Stored data:

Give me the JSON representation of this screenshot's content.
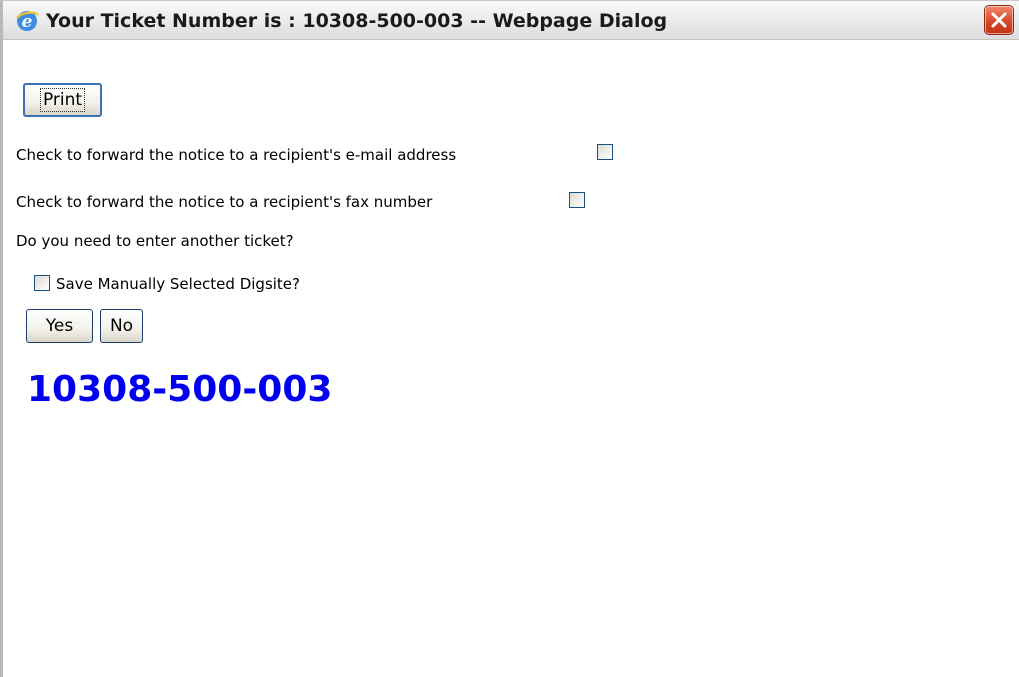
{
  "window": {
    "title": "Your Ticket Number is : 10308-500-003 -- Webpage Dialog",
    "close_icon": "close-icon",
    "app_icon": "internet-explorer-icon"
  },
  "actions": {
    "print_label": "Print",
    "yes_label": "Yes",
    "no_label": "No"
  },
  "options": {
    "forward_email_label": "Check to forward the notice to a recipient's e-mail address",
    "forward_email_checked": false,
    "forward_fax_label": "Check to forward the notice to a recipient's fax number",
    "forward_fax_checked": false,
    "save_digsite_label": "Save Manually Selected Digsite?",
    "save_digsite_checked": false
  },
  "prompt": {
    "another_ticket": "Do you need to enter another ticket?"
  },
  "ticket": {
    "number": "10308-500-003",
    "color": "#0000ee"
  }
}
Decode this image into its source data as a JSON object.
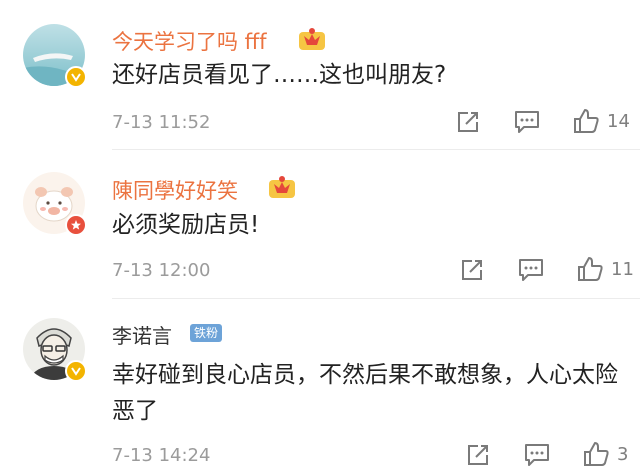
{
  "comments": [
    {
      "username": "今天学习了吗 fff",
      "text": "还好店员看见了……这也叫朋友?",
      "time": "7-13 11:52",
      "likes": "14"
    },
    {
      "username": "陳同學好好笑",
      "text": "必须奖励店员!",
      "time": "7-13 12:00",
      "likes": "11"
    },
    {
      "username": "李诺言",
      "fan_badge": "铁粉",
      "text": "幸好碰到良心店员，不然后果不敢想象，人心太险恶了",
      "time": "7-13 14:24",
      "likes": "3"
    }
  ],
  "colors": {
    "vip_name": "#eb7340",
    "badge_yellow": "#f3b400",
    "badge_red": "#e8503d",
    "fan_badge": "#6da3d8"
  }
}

Written request —
Quote each line of the listing exactly, but leave the pictures out.

The reply —
Give me the JSON representation of this screenshot's content.
{
  "window": {
    "title": "Your Ticket Number is : 10308-500-003 -- Webpage Dialog",
    "close_icon": "close-icon",
    "app_icon": "internet-explorer-icon"
  },
  "actions": {
    "print_label": "Print",
    "yes_label": "Yes",
    "no_label": "No"
  },
  "options": {
    "forward_email_label": "Check to forward the notice to a recipient's e-mail address",
    "forward_email_checked": false,
    "forward_fax_label": "Check to forward the notice to a recipient's fax number",
    "forward_fax_checked": false,
    "save_digsite_label": "Save Manually Selected Digsite?",
    "save_digsite_checked": false
  },
  "prompt": {
    "another_ticket": "Do you need to enter another ticket?"
  },
  "ticket": {
    "number": "10308-500-003",
    "color": "#0000ee"
  }
}
Decode this image into its source data as a JSON object.
{
  "comments": [
    {
      "username": "今天学习了吗 fff",
      "text": "还好店员看见了……这也叫朋友?",
      "time": "7-13 11:52",
      "likes": "14"
    },
    {
      "username": "陳同學好好笑",
      "text": "必须奖励店员!",
      "time": "7-13 12:00",
      "likes": "11"
    },
    {
      "username": "李诺言",
      "fan_badge": "铁粉",
      "text": "幸好碰到良心店员，不然后果不敢想象，人心太险恶了",
      "time": "7-13 14:24",
      "likes": "3"
    }
  ],
  "colors": {
    "vip_name": "#eb7340",
    "badge_yellow": "#f3b400",
    "badge_red": "#e8503d",
    "fan_badge": "#6da3d8"
  }
}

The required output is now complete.